**WHAT THE TASK REQUIRES**. Without the pictures, output the records below word for word.

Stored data

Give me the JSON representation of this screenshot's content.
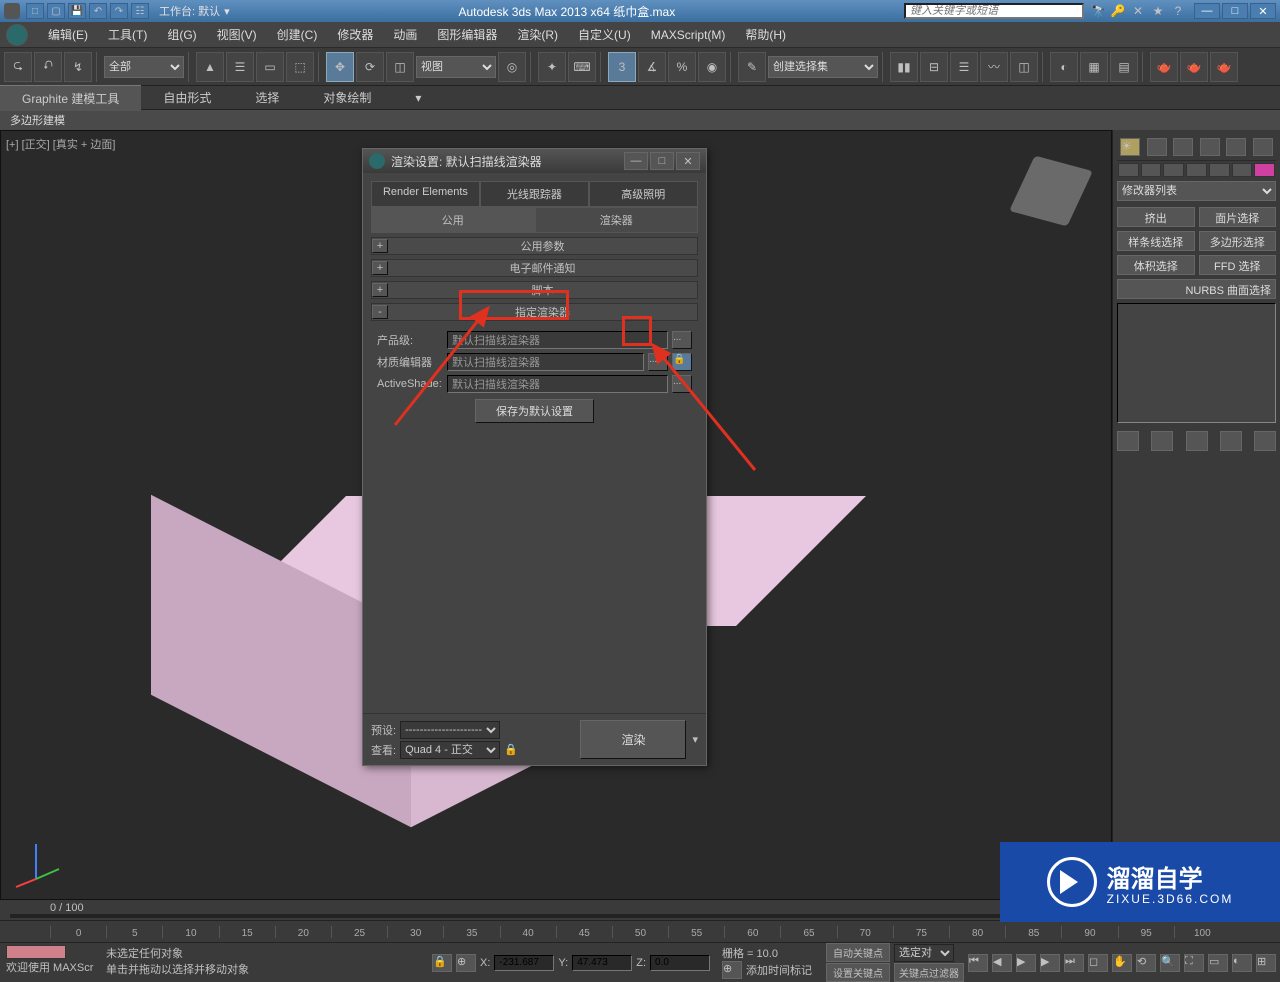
{
  "titlebar": {
    "workspace_label": "工作台: 默认",
    "title": "Autodesk 3ds Max  2013 x64    纸巾盒.max",
    "search_placeholder": "键入关键字或短语"
  },
  "menu": [
    "编辑(E)",
    "工具(T)",
    "组(G)",
    "视图(V)",
    "创建(C)",
    "修改器",
    "动画",
    "图形编辑器",
    "渲染(R)",
    "自定义(U)",
    "MAXScript(M)",
    "帮助(H)"
  ],
  "toolbar": {
    "filter": "全部",
    "view": "视图",
    "selset_placeholder": "创建选择集"
  },
  "ribbon": {
    "tabs": [
      "Graphite 建模工具",
      "自由形式",
      "选择",
      "对象绘制"
    ],
    "sub": "多边形建模"
  },
  "viewport": {
    "label": "[+] [正交] [真实 + 边面]"
  },
  "right_panel": {
    "modlist": "修改器列表",
    "btns": [
      "挤出",
      "面片选择",
      "样条线选择",
      "多边形选择",
      "体积选择",
      "FFD 选择"
    ],
    "nurbs": "NURBS 曲面选择"
  },
  "dialog": {
    "title": "渲染设置: 默认扫描线渲染器",
    "tabs1": [
      "Render Elements",
      "光线跟踪器",
      "高级照明"
    ],
    "tabs2": [
      "公用",
      "渲染器"
    ],
    "rollouts": [
      "公用参数",
      "电子邮件通知",
      "脚本",
      "指定渲染器"
    ],
    "rows": {
      "prod_label": "产品级:",
      "mat_label": "材质编辑器",
      "as_label": "ActiveShade:",
      "default_renderer": "默认扫描线渲染器"
    },
    "save_btn": "保存为默认设置",
    "preset_label": "预设:",
    "preset_value": "---------------------",
    "view_label": "查看:",
    "view_value": "Quad 4 - 正交",
    "render_btn": "渲染"
  },
  "timeline": {
    "label": "0 / 100",
    "ticks": [
      "0",
      "5",
      "10",
      "15",
      "20",
      "25",
      "30",
      "35",
      "40",
      "45",
      "50",
      "55",
      "60",
      "65",
      "70",
      "75",
      "80",
      "85",
      "90",
      "95",
      "100"
    ]
  },
  "status": {
    "welcome": "欢迎使用  MAXScr",
    "noselect": "未选定任何对象",
    "hint": "单击并拖动以选择并移动对象",
    "x_label": "X:",
    "x_val": "-231.687",
    "y_label": "Y:",
    "y_val": "47.473",
    "z_label": "Z:",
    "z_val": "0.0",
    "grid": "栅格 = 10.0",
    "addtime": "添加时间标记",
    "autokey": "自动关键点",
    "setkey": "设置关键点",
    "selbind": "选定对",
    "keyfilter": "关键点过滤器"
  },
  "watermark": {
    "big": "溜溜自学",
    "small": "ZIXUE.3D66.COM"
  }
}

**CORRECT RESPONSE**.
Give me the JSON representation of this screenshot's content.
{
  "titlebar": {
    "workspace_label": "工作台: 默认",
    "title": "Autodesk 3ds Max  2013 x64    纸巾盒.max",
    "search_placeholder": "键入关键字或短语"
  },
  "menu": [
    "编辑(E)",
    "工具(T)",
    "组(G)",
    "视图(V)",
    "创建(C)",
    "修改器",
    "动画",
    "图形编辑器",
    "渲染(R)",
    "自定义(U)",
    "MAXScript(M)",
    "帮助(H)"
  ],
  "toolbar": {
    "filter": "全部",
    "view": "视图",
    "selset_placeholder": "创建选择集"
  },
  "ribbon": {
    "tabs": [
      "Graphite 建模工具",
      "自由形式",
      "选择",
      "对象绘制"
    ],
    "sub": "多边形建模"
  },
  "viewport": {
    "label": "[+] [正交] [真实 + 边面]"
  },
  "right_panel": {
    "modlist": "修改器列表",
    "btns": [
      "挤出",
      "面片选择",
      "样条线选择",
      "多边形选择",
      "体积选择",
      "FFD 选择"
    ],
    "nurbs": "NURBS 曲面选择"
  },
  "dialog": {
    "title": "渲染设置: 默认扫描线渲染器",
    "tabs1": [
      "Render Elements",
      "光线跟踪器",
      "高级照明"
    ],
    "tabs2": [
      "公用",
      "渲染器"
    ],
    "rollouts": [
      "公用参数",
      "电子邮件通知",
      "脚本",
      "指定渲染器"
    ],
    "rows": {
      "prod_label": "产品级:",
      "mat_label": "材质编辑器",
      "as_label": "ActiveShade:",
      "default_renderer": "默认扫描线渲染器"
    },
    "save_btn": "保存为默认设置",
    "preset_label": "预设:",
    "preset_value": "---------------------",
    "view_label": "查看:",
    "view_value": "Quad 4 - 正交",
    "render_btn": "渲染"
  },
  "timeline": {
    "label": "0 / 100",
    "ticks": [
      "0",
      "5",
      "10",
      "15",
      "20",
      "25",
      "30",
      "35",
      "40",
      "45",
      "50",
      "55",
      "60",
      "65",
      "70",
      "75",
      "80",
      "85",
      "90",
      "95",
      "100"
    ]
  },
  "status": {
    "welcome": "欢迎使用  MAXScr",
    "noselect": "未选定任何对象",
    "hint": "单击并拖动以选择并移动对象",
    "x_label": "X:",
    "x_val": "-231.687",
    "y_label": "Y:",
    "y_val": "47.473",
    "z_label": "Z:",
    "z_val": "0.0",
    "grid": "栅格 = 10.0",
    "addtime": "添加时间标记",
    "autokey": "自动关键点",
    "setkey": "设置关键点",
    "selbind": "选定对",
    "keyfilter": "关键点过滤器"
  },
  "watermark": {
    "big": "溜溜自学",
    "small": "ZIXUE.3D66.COM"
  }
}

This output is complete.